(Stored items)
──────

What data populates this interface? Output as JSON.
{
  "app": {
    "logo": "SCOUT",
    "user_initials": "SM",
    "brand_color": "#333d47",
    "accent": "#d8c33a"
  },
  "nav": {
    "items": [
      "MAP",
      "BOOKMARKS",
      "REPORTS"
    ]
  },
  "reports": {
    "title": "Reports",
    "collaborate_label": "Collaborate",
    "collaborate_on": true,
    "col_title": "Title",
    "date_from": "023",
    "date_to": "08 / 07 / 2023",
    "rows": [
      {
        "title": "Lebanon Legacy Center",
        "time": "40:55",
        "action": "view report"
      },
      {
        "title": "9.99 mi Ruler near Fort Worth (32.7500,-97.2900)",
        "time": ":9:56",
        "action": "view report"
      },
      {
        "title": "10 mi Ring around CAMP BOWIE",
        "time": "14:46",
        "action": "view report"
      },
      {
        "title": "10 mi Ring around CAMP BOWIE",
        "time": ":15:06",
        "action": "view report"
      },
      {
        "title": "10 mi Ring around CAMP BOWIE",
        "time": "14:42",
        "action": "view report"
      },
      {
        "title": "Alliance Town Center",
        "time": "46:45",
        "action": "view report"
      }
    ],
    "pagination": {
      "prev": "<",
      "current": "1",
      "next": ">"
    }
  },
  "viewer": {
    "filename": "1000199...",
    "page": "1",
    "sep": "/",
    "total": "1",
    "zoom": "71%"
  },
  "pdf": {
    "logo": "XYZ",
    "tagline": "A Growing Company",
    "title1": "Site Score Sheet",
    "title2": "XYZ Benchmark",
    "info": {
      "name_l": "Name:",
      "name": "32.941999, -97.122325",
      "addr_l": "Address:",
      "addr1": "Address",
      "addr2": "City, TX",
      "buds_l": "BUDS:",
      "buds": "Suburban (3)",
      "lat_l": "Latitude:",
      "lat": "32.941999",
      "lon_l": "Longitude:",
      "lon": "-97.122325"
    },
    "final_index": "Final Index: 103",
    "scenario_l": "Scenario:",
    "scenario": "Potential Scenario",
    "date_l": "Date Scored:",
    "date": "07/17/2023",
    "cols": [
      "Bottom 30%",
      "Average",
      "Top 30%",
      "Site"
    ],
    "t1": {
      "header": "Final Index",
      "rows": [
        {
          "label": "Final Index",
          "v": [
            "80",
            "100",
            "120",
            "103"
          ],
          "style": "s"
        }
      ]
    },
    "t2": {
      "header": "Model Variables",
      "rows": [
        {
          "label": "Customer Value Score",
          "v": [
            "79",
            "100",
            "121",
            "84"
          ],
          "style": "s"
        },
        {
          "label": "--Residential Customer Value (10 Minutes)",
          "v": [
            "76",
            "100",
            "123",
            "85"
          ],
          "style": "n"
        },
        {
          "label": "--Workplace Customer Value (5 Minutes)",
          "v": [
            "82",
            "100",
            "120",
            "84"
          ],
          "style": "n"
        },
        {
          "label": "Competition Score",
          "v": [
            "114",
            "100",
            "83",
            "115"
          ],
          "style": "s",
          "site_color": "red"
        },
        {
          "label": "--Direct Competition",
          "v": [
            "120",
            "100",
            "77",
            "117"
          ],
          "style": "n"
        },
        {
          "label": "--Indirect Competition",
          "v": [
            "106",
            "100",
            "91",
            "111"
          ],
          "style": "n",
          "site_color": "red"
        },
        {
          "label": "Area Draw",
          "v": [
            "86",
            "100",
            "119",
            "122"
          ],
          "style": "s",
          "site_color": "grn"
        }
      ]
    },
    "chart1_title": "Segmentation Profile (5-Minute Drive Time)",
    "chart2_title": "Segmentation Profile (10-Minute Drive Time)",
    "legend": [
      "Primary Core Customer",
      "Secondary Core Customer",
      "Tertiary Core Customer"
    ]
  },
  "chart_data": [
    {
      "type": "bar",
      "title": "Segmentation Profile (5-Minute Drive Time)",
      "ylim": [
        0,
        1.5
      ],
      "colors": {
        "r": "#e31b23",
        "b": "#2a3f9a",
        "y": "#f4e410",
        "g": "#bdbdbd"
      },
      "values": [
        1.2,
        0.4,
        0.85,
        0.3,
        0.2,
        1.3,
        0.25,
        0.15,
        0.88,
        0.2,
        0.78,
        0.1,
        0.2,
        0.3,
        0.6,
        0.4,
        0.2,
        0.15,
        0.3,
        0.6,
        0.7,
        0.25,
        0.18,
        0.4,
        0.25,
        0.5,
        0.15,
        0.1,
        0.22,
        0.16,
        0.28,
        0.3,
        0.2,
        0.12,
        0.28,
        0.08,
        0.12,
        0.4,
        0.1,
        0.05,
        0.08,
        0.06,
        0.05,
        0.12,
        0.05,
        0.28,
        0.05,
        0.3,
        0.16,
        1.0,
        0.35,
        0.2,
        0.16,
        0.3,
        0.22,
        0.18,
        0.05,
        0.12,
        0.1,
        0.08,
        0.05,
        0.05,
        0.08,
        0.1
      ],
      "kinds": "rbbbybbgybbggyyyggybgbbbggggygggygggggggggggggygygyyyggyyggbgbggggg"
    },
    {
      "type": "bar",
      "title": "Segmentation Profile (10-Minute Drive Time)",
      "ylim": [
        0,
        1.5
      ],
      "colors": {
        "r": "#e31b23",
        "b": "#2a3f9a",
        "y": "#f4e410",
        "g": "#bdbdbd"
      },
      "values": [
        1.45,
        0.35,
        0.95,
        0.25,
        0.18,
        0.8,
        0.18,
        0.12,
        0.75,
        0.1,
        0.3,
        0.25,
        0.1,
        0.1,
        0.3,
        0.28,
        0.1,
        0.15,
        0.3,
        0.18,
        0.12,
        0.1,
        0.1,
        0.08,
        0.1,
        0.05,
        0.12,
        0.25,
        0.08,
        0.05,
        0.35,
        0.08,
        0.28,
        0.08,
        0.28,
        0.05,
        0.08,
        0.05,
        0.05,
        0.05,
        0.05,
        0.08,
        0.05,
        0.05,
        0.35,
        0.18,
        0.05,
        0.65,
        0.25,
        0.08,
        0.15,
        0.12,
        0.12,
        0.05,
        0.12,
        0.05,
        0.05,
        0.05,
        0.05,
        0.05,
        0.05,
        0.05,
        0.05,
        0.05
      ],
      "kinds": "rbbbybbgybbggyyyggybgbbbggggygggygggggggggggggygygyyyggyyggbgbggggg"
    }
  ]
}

──────

YOUR INSTRUCTIONS: Print all the data exactly.

RESULT OF THIS TASK:
What data populates this interface? Output as JSON.
{
  "app": {
    "logo": "SCOUT",
    "user_initials": "SM",
    "brand_color": "#333d47",
    "accent": "#d8c33a"
  },
  "nav": {
    "items": [
      "MAP",
      "BOOKMARKS",
      "REPORTS"
    ]
  },
  "reports": {
    "title": "Reports",
    "collaborate_label": "Collaborate",
    "collaborate_on": true,
    "col_title": "Title",
    "date_from": "023",
    "date_to": "08 / 07 / 2023",
    "rows": [
      {
        "title": "Lebanon Legacy Center",
        "time": "40:55",
        "action": "view report"
      },
      {
        "title": "9.99 mi Ruler near Fort Worth (32.7500,-97.2900)",
        "time": ":9:56",
        "action": "view report"
      },
      {
        "title": "10 mi Ring around CAMP BOWIE",
        "time": "14:46",
        "action": "view report"
      },
      {
        "title": "10 mi Ring around CAMP BOWIE",
        "time": ":15:06",
        "action": "view report"
      },
      {
        "title": "10 mi Ring around CAMP BOWIE",
        "time": "14:42",
        "action": "view report"
      },
      {
        "title": "Alliance Town Center",
        "time": "46:45",
        "action": "view report"
      }
    ],
    "pagination": {
      "prev": "<",
      "current": "1",
      "next": ">"
    }
  },
  "viewer": {
    "filename": "1000199...",
    "page": "1",
    "sep": "/",
    "total": "1",
    "zoom": "71%"
  },
  "pdf": {
    "logo": "XYZ",
    "tagline": "A Growing Company",
    "title1": "Site Score Sheet",
    "title2": "XYZ Benchmark",
    "info": {
      "name_l": "Name:",
      "name": "32.941999, -97.122325",
      "addr_l": "Address:",
      "addr1": "Address",
      "addr2": "City, TX",
      "buds_l": "BUDS:",
      "buds": "Suburban (3)",
      "lat_l": "Latitude:",
      "lat": "32.941999",
      "lon_l": "Longitude:",
      "lon": "-97.122325"
    },
    "final_index": "Final Index: 103",
    "scenario_l": "Scenario:",
    "scenario": "Potential Scenario",
    "date_l": "Date Scored:",
    "date": "07/17/2023",
    "cols": [
      "Bottom 30%",
      "Average",
      "Top 30%",
      "Site"
    ],
    "t1": {
      "header": "Final Index",
      "rows": [
        {
          "label": "Final Index",
          "v": [
            "80",
            "100",
            "120",
            "103"
          ],
          "style": "s"
        }
      ]
    },
    "t2": {
      "header": "Model Variables",
      "rows": [
        {
          "label": "Customer Value Score",
          "v": [
            "79",
            "100",
            "121",
            "84"
          ],
          "style": "s"
        },
        {
          "label": "--Residential Customer Value (10 Minutes)",
          "v": [
            "76",
            "100",
            "123",
            "85"
          ],
          "style": "n"
        },
        {
          "label": "--Workplace Customer Value (5 Minutes)",
          "v": [
            "82",
            "100",
            "120",
            "84"
          ],
          "style": "n"
        },
        {
          "label": "Competition Score",
          "v": [
            "114",
            "100",
            "83",
            "115"
          ],
          "style": "s",
          "site_color": "red"
        },
        {
          "label": "--Direct Competition",
          "v": [
            "120",
            "100",
            "77",
            "117"
          ],
          "style": "n"
        },
        {
          "label": "--Indirect Competition",
          "v": [
            "106",
            "100",
            "91",
            "111"
          ],
          "style": "n",
          "site_color": "red"
        },
        {
          "label": "Area Draw",
          "v": [
            "86",
            "100",
            "119",
            "122"
          ],
          "style": "s",
          "site_color": "grn"
        }
      ]
    },
    "chart1_title": "Segmentation Profile (5-Minute Drive Time)",
    "chart2_title": "Segmentation Profile (10-Minute Drive Time)",
    "legend": [
      "Primary Core Customer",
      "Secondary Core Customer",
      "Tertiary Core Customer"
    ]
  },
  "chart_data": [
    {
      "type": "bar",
      "title": "Segmentation Profile (5-Minute Drive Time)",
      "ylim": [
        0,
        1.5
      ],
      "colors": {
        "r": "#e31b23",
        "b": "#2a3f9a",
        "y": "#f4e410",
        "g": "#bdbdbd"
      },
      "values": [
        1.2,
        0.4,
        0.85,
        0.3,
        0.2,
        1.3,
        0.25,
        0.15,
        0.88,
        0.2,
        0.78,
        0.1,
        0.2,
        0.3,
        0.6,
        0.4,
        0.2,
        0.15,
        0.3,
        0.6,
        0.7,
        0.25,
        0.18,
        0.4,
        0.25,
        0.5,
        0.15,
        0.1,
        0.22,
        0.16,
        0.28,
        0.3,
        0.2,
        0.12,
        0.28,
        0.08,
        0.12,
        0.4,
        0.1,
        0.05,
        0.08,
        0.06,
        0.05,
        0.12,
        0.05,
        0.28,
        0.05,
        0.3,
        0.16,
        1.0,
        0.35,
        0.2,
        0.16,
        0.3,
        0.22,
        0.18,
        0.05,
        0.12,
        0.1,
        0.08,
        0.05,
        0.05,
        0.08,
        0.1
      ],
      "kinds": "rbbbybbgybbggyyyggybgbbbggggygggygggggggggggggygygyyyggyyggbgbggggg"
    },
    {
      "type": "bar",
      "title": "Segmentation Profile (10-Minute Drive Time)",
      "ylim": [
        0,
        1.5
      ],
      "colors": {
        "r": "#e31b23",
        "b": "#2a3f9a",
        "y": "#f4e410",
        "g": "#bdbdbd"
      },
      "values": [
        1.45,
        0.35,
        0.95,
        0.25,
        0.18,
        0.8,
        0.18,
        0.12,
        0.75,
        0.1,
        0.3,
        0.25,
        0.1,
        0.1,
        0.3,
        0.28,
        0.1,
        0.15,
        0.3,
        0.18,
        0.12,
        0.1,
        0.1,
        0.08,
        0.1,
        0.05,
        0.12,
        0.25,
        0.08,
        0.05,
        0.35,
        0.08,
        0.28,
        0.08,
        0.28,
        0.05,
        0.08,
        0.05,
        0.05,
        0.05,
        0.05,
        0.08,
        0.05,
        0.05,
        0.35,
        0.18,
        0.05,
        0.65,
        0.25,
        0.08,
        0.15,
        0.12,
        0.12,
        0.05,
        0.12,
        0.05,
        0.05,
        0.05,
        0.05,
        0.05,
        0.05,
        0.05,
        0.05,
        0.05
      ],
      "kinds": "rbbbybbgybbggyyyggybgbbbggggygggygggggggggggggygygyyyggyyggbgbggggg"
    }
  ]
}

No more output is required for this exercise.